## WORK TO COMPLETE
Copy all lines that contain the word "name".

┌──

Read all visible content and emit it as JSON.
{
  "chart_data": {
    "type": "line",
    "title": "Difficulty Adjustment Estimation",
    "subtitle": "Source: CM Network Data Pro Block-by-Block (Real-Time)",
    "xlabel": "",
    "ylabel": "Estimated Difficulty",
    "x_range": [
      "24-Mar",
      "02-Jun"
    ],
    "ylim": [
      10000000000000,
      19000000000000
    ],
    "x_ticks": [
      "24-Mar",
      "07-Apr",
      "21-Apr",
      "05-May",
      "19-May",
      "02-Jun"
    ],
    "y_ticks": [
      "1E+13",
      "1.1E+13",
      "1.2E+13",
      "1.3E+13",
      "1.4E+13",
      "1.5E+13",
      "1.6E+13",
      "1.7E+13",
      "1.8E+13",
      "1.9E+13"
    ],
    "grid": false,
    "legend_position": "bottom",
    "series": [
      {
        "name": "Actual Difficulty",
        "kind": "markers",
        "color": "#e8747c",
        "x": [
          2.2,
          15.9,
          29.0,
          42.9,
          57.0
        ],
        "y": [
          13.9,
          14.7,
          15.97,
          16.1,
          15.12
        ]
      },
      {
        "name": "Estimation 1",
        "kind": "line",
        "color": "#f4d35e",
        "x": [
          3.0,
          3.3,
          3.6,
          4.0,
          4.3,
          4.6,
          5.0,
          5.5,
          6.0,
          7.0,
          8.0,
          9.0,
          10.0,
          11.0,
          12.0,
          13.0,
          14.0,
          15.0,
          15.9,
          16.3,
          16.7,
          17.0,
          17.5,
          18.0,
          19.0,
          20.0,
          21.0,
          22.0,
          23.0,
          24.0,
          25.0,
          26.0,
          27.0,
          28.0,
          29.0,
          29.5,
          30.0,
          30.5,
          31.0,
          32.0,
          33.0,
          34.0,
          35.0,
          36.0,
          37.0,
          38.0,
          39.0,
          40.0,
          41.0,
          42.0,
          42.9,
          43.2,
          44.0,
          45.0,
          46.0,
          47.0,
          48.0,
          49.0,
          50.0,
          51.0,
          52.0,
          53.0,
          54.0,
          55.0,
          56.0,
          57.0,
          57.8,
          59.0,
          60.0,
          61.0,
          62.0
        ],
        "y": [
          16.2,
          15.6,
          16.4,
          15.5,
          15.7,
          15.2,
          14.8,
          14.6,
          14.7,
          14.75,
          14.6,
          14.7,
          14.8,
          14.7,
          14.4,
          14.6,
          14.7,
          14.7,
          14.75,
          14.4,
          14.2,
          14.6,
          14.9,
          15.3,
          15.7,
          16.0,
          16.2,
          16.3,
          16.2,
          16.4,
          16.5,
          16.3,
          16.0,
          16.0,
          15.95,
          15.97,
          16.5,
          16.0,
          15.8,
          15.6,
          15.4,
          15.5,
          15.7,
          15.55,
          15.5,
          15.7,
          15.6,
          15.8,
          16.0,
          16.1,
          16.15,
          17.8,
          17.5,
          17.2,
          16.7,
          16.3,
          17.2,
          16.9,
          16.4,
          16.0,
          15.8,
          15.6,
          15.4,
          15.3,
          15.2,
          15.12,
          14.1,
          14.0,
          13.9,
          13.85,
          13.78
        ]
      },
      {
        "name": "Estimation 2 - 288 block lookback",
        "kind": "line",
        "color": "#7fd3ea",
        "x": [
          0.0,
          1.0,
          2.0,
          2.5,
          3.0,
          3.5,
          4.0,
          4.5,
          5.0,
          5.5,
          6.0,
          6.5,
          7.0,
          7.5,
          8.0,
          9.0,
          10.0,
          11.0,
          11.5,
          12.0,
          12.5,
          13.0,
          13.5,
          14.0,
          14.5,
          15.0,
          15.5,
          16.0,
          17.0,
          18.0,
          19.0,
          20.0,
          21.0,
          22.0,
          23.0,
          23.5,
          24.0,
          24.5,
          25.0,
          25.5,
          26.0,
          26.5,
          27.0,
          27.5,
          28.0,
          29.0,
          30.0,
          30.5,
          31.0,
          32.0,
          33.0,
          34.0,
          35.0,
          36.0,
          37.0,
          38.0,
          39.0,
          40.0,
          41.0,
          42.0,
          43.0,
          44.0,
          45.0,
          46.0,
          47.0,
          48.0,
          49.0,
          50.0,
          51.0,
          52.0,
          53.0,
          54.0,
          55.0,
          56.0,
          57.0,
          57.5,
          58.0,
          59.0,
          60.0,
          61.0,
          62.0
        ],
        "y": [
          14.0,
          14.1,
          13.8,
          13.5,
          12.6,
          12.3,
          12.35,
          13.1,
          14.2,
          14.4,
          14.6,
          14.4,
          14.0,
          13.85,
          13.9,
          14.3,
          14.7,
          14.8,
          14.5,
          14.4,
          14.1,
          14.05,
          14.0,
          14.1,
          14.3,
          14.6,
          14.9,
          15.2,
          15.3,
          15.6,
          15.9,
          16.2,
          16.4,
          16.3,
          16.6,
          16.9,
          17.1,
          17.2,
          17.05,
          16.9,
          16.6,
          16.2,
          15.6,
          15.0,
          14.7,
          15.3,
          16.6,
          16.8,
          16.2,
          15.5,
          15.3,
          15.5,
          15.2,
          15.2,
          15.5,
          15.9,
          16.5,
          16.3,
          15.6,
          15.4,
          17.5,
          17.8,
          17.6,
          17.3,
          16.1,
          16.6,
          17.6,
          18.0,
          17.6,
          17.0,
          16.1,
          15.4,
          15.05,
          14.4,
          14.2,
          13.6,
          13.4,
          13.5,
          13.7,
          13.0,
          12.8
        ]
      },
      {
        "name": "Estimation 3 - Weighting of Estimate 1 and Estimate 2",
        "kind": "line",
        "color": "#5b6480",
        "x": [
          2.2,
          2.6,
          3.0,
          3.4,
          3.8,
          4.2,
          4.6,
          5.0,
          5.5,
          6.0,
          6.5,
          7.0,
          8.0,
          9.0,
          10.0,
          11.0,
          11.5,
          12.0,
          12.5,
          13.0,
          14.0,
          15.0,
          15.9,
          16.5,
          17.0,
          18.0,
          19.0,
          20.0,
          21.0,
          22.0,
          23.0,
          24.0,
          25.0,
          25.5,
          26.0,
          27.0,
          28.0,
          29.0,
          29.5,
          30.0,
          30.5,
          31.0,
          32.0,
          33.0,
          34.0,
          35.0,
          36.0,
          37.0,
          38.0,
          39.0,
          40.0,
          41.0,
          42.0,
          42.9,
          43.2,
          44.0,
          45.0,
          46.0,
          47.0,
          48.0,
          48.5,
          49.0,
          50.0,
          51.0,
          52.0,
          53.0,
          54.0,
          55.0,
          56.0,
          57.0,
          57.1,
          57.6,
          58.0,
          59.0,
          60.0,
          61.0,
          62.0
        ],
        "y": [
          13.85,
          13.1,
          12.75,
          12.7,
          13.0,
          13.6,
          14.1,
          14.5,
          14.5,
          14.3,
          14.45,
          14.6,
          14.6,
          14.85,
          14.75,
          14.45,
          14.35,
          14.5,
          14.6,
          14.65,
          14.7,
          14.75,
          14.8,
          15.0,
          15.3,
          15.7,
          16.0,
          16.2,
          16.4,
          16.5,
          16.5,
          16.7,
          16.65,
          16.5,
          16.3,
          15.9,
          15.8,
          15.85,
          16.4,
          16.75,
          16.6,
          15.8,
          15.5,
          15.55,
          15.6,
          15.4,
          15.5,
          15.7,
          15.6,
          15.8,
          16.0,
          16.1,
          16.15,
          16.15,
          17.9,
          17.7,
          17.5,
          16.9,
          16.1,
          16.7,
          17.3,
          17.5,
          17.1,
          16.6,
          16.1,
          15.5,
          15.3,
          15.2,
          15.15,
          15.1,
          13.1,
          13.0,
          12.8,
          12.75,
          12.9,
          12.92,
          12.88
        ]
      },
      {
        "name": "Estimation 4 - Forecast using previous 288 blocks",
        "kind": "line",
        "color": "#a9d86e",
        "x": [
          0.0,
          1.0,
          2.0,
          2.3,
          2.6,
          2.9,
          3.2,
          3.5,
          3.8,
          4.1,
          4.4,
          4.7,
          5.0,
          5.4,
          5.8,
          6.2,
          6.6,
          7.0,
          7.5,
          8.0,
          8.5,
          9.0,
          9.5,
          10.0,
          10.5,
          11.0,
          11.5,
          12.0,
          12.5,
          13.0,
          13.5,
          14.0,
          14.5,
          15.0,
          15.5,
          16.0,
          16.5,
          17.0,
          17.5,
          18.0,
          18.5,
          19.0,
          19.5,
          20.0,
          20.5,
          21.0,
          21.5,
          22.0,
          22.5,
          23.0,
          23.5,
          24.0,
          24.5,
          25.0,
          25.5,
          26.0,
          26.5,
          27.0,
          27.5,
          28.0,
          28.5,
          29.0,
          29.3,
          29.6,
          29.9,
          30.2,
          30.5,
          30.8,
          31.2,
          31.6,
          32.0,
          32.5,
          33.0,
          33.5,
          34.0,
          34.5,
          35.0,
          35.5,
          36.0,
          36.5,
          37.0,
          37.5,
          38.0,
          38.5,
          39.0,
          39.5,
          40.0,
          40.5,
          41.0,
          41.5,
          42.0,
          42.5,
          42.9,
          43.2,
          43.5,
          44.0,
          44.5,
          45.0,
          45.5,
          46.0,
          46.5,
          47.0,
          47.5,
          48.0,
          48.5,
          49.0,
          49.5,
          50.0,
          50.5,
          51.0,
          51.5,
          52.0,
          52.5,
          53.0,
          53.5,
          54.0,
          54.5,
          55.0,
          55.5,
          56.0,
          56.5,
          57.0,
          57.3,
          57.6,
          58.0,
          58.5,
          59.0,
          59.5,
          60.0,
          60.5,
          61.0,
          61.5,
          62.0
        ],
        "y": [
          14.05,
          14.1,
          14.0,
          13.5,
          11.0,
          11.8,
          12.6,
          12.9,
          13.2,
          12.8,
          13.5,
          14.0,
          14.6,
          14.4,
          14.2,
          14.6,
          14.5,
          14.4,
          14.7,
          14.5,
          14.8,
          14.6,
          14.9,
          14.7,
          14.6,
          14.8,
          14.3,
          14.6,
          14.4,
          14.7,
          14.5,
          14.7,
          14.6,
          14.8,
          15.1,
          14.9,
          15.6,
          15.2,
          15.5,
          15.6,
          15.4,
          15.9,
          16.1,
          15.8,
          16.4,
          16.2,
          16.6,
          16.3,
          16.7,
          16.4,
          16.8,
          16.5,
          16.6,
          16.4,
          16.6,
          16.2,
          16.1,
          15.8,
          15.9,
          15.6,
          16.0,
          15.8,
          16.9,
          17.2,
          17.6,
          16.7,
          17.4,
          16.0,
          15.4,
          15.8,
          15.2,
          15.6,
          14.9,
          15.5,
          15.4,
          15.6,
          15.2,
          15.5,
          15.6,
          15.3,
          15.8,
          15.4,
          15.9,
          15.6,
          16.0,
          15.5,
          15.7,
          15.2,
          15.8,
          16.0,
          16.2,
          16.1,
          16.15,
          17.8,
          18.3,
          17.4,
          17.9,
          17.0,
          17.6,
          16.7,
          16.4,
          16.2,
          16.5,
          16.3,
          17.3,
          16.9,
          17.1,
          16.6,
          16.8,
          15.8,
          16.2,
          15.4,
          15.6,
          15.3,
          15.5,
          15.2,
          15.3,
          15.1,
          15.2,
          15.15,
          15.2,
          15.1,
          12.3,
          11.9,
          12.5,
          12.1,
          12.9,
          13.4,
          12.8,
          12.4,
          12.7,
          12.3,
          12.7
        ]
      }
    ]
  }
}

└──

## FINAL RESULT
        "name": "Actual Difficulty",
        "name": "Estimation 1",
        "name": "Estimation 2 - 288 block lookback",
        "name": "Estimation 3 - Weighting of Estimate 1 and Estimate 2",
        "name": "Estimation 4 - Forecast using previous 288 blocks",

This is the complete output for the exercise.